(Exercise objective)
Extract, from the records beneath this instruction, each line that contains the word "conducted".

--------------------

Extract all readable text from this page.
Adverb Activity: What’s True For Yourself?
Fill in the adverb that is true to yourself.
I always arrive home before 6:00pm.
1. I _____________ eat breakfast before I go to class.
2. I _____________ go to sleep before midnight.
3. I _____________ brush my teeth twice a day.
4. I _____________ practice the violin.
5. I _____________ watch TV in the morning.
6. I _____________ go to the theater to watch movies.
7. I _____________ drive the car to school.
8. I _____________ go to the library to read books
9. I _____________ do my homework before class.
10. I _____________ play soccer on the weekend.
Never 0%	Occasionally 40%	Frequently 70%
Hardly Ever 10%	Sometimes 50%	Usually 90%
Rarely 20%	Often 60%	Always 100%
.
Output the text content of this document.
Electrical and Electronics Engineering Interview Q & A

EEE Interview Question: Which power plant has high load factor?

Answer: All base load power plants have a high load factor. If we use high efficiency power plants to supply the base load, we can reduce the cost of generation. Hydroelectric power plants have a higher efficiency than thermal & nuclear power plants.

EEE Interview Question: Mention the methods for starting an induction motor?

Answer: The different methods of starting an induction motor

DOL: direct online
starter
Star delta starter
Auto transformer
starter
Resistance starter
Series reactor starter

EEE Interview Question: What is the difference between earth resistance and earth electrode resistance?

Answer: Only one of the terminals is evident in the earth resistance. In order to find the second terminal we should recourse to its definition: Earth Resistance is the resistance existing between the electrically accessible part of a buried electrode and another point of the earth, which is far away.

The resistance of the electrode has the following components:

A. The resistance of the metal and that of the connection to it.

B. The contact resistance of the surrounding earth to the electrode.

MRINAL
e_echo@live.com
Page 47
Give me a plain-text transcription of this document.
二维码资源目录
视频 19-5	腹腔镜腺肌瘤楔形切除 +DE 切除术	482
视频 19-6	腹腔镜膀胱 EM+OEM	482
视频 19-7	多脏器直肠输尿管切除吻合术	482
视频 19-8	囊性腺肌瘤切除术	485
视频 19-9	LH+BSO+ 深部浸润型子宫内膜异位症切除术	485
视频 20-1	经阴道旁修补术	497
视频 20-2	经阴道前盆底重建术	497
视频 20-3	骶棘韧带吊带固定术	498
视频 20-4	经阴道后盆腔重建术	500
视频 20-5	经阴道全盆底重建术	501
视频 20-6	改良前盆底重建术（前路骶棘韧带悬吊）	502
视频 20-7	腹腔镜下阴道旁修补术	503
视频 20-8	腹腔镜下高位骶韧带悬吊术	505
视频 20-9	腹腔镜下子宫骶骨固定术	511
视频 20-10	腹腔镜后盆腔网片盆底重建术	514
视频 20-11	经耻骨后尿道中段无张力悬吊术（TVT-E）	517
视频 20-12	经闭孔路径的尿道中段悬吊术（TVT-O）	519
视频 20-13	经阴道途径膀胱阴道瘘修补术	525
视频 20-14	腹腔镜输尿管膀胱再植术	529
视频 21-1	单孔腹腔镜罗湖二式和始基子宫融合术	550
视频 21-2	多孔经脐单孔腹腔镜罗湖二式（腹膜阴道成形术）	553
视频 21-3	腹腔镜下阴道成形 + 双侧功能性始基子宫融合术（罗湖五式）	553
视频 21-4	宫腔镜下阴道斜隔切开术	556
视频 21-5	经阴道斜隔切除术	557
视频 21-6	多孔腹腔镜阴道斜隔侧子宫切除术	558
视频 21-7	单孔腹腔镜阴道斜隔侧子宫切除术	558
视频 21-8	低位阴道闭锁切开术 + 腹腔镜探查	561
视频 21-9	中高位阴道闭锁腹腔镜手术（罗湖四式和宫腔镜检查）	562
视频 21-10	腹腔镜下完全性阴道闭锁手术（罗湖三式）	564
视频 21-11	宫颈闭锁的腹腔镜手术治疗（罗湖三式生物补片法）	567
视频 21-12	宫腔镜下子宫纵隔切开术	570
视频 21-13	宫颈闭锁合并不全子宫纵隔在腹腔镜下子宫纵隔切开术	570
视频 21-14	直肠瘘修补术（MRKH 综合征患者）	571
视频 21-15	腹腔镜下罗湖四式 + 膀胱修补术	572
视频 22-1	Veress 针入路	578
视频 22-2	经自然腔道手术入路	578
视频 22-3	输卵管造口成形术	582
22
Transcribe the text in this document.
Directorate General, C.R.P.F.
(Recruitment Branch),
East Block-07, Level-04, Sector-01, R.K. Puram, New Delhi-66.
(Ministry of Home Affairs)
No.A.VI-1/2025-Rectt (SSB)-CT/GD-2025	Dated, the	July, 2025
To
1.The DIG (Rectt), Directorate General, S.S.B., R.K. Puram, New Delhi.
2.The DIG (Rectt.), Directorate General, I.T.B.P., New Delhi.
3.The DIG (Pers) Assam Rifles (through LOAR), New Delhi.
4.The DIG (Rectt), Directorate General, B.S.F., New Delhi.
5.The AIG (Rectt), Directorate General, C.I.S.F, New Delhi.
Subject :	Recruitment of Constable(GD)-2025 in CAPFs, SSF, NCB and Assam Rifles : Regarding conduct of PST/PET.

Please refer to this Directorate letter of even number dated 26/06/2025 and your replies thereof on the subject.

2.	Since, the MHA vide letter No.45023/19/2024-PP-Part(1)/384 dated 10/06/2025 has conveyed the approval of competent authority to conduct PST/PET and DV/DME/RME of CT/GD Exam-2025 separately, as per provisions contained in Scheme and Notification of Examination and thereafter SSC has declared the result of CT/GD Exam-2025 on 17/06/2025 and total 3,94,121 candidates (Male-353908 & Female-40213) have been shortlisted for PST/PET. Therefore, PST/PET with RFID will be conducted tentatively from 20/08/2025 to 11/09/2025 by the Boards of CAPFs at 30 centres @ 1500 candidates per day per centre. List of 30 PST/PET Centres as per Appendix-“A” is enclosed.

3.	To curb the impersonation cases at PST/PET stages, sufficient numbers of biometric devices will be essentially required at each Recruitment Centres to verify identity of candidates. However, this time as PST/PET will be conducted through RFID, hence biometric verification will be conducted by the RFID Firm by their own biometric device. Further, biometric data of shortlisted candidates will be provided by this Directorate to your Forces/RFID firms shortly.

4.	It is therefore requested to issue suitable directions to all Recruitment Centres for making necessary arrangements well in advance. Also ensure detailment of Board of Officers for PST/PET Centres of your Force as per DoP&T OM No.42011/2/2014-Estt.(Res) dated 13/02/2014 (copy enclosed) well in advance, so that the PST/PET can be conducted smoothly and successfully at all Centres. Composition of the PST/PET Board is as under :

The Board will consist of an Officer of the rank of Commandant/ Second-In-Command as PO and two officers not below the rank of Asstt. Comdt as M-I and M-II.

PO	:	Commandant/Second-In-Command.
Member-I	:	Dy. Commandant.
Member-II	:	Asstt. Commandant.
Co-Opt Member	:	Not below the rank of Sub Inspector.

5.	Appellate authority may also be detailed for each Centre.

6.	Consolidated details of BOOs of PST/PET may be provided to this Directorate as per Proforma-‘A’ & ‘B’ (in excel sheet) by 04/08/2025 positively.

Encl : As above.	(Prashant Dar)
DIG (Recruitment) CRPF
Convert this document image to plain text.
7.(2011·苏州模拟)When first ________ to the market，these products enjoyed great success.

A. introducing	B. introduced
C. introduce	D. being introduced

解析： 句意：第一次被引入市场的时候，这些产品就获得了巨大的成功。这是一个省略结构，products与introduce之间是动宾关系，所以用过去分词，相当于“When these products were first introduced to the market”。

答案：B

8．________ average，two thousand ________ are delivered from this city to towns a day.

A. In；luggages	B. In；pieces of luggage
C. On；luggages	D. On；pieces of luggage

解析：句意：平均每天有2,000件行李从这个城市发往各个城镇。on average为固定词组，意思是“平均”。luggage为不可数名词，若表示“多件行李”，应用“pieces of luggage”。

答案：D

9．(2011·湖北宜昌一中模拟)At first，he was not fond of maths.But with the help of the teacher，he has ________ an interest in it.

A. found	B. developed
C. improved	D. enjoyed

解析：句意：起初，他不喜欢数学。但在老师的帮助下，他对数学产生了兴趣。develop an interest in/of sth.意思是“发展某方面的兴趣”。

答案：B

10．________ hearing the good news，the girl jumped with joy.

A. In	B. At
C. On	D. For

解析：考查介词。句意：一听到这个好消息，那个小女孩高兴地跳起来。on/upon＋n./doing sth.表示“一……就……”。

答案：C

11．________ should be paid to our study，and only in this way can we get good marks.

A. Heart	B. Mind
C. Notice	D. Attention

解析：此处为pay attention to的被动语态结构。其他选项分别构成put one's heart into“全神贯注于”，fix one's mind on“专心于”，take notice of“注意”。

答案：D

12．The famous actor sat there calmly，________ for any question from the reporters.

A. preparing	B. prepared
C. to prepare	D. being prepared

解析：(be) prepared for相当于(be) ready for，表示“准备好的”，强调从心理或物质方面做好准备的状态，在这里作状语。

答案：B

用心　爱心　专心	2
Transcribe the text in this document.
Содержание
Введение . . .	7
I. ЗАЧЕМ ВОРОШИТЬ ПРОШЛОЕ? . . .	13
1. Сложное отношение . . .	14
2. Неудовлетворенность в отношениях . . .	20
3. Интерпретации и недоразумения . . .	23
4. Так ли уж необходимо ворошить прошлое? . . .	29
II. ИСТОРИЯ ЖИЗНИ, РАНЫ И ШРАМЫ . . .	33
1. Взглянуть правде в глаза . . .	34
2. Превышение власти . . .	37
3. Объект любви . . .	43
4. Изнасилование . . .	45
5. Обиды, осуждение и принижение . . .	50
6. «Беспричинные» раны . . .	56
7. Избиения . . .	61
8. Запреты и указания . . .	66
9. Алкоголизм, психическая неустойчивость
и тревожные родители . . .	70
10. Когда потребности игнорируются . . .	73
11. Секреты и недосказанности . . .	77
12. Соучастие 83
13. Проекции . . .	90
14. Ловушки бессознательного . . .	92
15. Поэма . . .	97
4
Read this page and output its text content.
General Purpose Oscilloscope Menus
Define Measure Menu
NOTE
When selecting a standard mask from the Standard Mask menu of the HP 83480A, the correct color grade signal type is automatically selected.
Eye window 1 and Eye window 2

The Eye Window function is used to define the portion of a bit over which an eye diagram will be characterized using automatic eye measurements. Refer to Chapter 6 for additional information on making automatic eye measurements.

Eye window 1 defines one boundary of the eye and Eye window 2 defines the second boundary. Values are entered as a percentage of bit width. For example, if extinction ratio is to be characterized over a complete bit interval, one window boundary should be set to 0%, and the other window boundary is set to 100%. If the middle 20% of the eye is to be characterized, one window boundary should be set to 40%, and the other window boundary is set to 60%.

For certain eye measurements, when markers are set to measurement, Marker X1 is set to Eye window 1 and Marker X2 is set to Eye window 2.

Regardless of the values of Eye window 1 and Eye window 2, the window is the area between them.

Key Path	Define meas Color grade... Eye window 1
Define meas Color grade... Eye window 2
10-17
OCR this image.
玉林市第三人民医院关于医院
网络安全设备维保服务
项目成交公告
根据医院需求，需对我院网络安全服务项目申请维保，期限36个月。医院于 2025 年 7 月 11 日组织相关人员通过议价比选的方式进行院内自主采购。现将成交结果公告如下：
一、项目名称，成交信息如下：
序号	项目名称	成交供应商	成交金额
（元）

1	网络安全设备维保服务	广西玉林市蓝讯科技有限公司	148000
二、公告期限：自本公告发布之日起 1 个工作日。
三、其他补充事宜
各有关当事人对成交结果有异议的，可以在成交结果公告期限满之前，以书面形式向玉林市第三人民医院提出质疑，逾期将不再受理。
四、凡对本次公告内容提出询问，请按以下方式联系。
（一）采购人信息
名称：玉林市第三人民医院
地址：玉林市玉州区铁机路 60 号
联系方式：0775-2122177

--------------------

(Exercise solution)
2.	Since, the MHA vide letter No.45023/19/2024-PP-Part(1)/384 dated 10/06/2025 has conveyed the approval of competent authority to conduct PST/PET and DV/DME/RME of CT/GD Exam-2025 separately, as per provisions contained in Scheme and Notification of Examination and thereafter SSC has declared the result of CT/GD Exam-2025 on 17/06/2025 and total 3,94,121 candidates (Male-353908 & Female-40213) have been shortlisted for PST/PET. Therefore, PST/PET with RFID will be conducted tentatively from 20/08/2025 to 11/09/2025 by the Boards of CAPFs at 30 centres @ 1500 candidates per day per centre. List of 30 PST/PET Centres as per Appendix-“A” is enclosed.
3.	To curb the impersonation cases at PST/PET stages, sufficient numbers of biometric devices will be essentially required at each Recruitment Centres to verify identity of candidates. However, this time as PST/PET will be conducted through RFID, hence biometric verification will be conducted by the RFID Firm by their own biometric device. Further, biometric data of shortlisted candidates will be provided by this Directorate to your Forces/RFID firms shortly.
4.	It is therefore requested to issue suitable directions to all Recruitment Centres for making necessary arrangements well in advance. Also ensure detailment of Board of Officers for PST/PET Centres of your Force as per DoP&T OM No.42011/2/2014-Estt.(Res) dated 13/02/2014 (copy enclosed) well in advance, so that the PST/PET can be conducted smoothly and successfully at all Centres. Composition of the PST/PET Board is as under :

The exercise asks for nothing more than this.